• **Entries provided**
- - - - -

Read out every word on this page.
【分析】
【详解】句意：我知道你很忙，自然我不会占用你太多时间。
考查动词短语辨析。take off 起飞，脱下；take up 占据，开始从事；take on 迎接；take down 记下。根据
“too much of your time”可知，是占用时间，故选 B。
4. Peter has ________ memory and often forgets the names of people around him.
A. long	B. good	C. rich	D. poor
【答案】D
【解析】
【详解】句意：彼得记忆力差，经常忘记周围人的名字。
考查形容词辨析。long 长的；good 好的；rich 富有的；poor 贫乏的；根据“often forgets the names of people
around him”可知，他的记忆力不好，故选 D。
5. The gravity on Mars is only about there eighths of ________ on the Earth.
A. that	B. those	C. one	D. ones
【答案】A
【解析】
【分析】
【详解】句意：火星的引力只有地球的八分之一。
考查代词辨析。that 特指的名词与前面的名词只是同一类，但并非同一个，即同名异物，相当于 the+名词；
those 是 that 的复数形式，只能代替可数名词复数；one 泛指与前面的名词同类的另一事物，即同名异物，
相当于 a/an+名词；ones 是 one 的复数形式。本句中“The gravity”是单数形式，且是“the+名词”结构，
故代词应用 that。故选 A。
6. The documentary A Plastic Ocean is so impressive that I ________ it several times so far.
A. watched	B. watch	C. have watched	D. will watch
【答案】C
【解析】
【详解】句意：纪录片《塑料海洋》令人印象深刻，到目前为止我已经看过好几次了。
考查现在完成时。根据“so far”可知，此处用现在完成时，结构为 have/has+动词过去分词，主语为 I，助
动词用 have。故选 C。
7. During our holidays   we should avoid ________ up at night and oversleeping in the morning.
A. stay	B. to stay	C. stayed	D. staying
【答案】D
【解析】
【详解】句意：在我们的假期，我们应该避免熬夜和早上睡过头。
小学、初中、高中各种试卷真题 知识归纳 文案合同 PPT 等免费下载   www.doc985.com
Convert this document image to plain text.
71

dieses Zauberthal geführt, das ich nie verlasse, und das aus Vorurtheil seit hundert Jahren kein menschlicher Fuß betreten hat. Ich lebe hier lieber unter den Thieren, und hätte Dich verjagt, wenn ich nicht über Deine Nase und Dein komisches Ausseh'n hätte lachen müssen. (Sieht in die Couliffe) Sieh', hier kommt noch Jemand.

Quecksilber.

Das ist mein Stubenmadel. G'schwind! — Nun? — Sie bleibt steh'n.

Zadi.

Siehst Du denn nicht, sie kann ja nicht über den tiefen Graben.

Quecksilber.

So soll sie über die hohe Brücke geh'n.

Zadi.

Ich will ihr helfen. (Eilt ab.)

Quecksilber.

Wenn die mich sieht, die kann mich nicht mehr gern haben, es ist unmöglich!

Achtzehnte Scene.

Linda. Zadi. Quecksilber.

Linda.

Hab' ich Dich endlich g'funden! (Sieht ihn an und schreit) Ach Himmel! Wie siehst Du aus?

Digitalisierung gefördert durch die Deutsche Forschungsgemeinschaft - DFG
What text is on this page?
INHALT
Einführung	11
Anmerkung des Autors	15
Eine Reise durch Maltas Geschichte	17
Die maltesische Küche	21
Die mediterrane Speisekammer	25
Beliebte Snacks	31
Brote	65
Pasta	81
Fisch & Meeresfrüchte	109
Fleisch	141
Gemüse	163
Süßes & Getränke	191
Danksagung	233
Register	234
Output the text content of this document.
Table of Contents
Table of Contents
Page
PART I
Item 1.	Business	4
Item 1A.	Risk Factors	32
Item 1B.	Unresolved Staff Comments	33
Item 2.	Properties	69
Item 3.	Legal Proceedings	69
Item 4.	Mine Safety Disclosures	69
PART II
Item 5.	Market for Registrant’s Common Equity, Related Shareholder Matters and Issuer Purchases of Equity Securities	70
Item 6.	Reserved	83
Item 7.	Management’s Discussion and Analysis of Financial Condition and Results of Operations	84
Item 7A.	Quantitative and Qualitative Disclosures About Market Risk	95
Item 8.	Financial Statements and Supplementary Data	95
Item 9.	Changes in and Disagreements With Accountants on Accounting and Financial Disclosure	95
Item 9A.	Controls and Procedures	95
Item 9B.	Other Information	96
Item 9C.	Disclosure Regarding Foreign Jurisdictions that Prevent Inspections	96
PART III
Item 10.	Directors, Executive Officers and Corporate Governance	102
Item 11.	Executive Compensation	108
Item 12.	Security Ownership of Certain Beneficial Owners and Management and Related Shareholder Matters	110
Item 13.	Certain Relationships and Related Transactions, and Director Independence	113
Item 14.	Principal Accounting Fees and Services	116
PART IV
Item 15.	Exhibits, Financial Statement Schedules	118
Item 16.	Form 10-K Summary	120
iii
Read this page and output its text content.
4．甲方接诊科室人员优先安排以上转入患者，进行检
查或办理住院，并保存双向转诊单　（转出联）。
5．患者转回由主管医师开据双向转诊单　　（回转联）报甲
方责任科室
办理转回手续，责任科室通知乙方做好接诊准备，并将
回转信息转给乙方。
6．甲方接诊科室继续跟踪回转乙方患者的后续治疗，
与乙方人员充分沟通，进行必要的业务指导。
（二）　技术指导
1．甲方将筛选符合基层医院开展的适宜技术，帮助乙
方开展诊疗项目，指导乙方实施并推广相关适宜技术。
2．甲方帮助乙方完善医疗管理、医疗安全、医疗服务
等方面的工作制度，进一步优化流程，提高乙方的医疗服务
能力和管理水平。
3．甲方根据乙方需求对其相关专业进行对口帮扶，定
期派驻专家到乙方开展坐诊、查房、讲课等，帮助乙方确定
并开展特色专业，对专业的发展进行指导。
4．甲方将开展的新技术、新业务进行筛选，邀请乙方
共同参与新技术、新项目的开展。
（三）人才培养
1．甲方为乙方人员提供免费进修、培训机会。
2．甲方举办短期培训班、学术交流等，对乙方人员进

- - - - -

Find each line that has the word "will", then copy it out.

A. watched	B. watch	C. have watched	D. will watch
Ich will ihr helfen. (Eilt ab.)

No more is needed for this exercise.